▸ **THE REQUEST**:
Reproduce every line of the listing as written, apart from the pictures.

▸ **RECORDED DATA**:

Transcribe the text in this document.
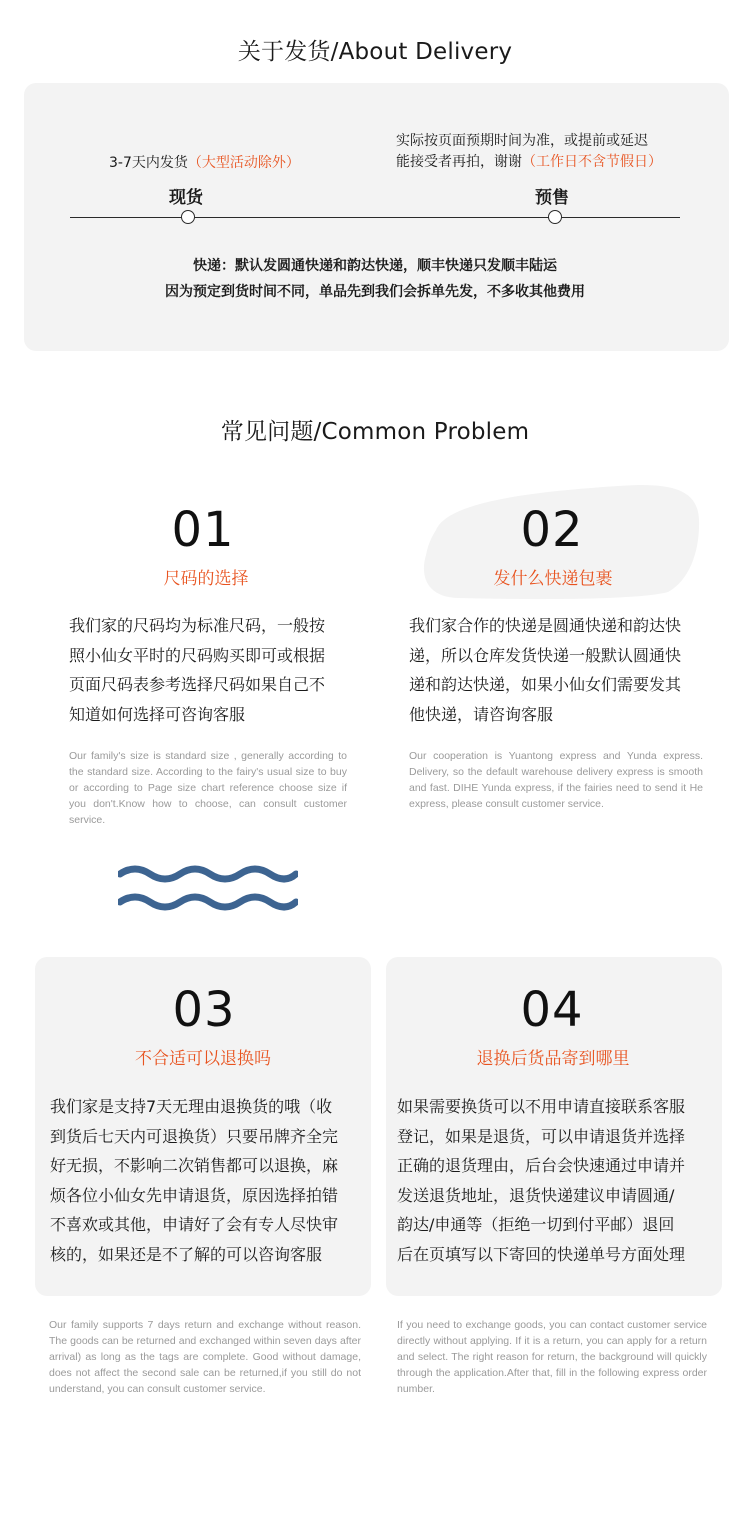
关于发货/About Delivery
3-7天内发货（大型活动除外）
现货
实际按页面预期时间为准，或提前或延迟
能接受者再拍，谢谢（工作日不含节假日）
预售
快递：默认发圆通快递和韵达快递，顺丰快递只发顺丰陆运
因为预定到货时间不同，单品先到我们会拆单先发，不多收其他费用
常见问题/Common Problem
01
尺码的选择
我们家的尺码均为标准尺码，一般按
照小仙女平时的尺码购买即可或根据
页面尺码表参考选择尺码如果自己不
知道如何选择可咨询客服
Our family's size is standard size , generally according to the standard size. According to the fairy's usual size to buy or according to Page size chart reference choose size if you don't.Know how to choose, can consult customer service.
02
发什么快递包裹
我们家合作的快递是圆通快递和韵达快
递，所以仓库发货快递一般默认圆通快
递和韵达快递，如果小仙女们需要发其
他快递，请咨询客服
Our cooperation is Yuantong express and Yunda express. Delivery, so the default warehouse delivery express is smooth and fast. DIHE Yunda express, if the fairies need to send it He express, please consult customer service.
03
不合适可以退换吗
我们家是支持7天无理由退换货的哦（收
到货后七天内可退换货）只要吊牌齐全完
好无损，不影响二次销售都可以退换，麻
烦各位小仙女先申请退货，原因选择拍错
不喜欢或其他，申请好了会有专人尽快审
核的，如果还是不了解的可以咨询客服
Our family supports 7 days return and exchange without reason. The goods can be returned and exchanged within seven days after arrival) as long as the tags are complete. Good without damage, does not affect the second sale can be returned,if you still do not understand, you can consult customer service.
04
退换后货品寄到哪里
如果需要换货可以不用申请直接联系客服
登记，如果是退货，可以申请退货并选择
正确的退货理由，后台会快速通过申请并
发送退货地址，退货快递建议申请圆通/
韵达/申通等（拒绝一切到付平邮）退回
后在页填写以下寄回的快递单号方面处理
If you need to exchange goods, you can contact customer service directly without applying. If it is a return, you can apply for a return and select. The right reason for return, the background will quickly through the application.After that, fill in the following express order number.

▸ **FINISHED ANSWER**:
Transcribe the text in this document.
关于发货/About Delivery
3-7天内发货（大型活动除外）
现货
实际按页面预期时间为准，或提前或延迟
能接受者再拍，谢谢（工作日不含节假日）
预售
快递：默认发圆通快递和韵达快递，顺丰快递只发顺丰陆运
因为预定到货时间不同，单品先到我们会拆单先发，不多收其他费用
常见问题/Common Problem
01
尺码的选择
我们家的尺码均为标准尺码，一般按
照小仙女平时的尺码购买即可或根据
页面尺码表参考选择尺码如果自己不
知道如何选择可咨询客服
Our family's size is standard size , generally according to the standard size. According to the fairy's usual size to buy or according to Page size chart reference choose size if you don't.Know how to choose, can consult customer service.
02
发什么快递包裹
我们家合作的快递是圆通快递和韵达快
递，所以仓库发货快递一般默认圆通快
递和韵达快递，如果小仙女们需要发其
他快递，请咨询客服
Our cooperation is Yuantong express and Yunda express. Delivery, so the default warehouse delivery express is smooth and fast. DIHE Yunda express, if the fairies need to send it He express, please consult customer service.
03
不合适可以退换吗
我们家是支持7天无理由退换货的哦（收
到货后七天内可退换货）只要吊牌齐全完
好无损，不影响二次销售都可以退换，麻
烦各位小仙女先申请退货，原因选择拍错
不喜欢或其他，申请好了会有专人尽快审
核的，如果还是不了解的可以咨询客服
Our family supports 7 days return and exchange without reason. The goods can be returned and exchanged within seven days after arrival) as long as the tags are complete. Good without damage, does not affect the second sale can be returned,if you still do not understand, you can consult customer service.
04
退换后货品寄到哪里
如果需要换货可以不用申请直接联系客服
登记，如果是退货，可以申请退货并选择
正确的退货理由，后台会快速通过申请并
发送退货地址，退货快递建议申请圆通/
韵达/申通等（拒绝一切到付平邮）退回
后在页填写以下寄回的快递单号方面处理
If you need to exchange goods, you can contact customer service directly without applying. If it is a return, you can apply for a return and select. The right reason for return, the background will quickly through the application.After that, fill in the following express order number.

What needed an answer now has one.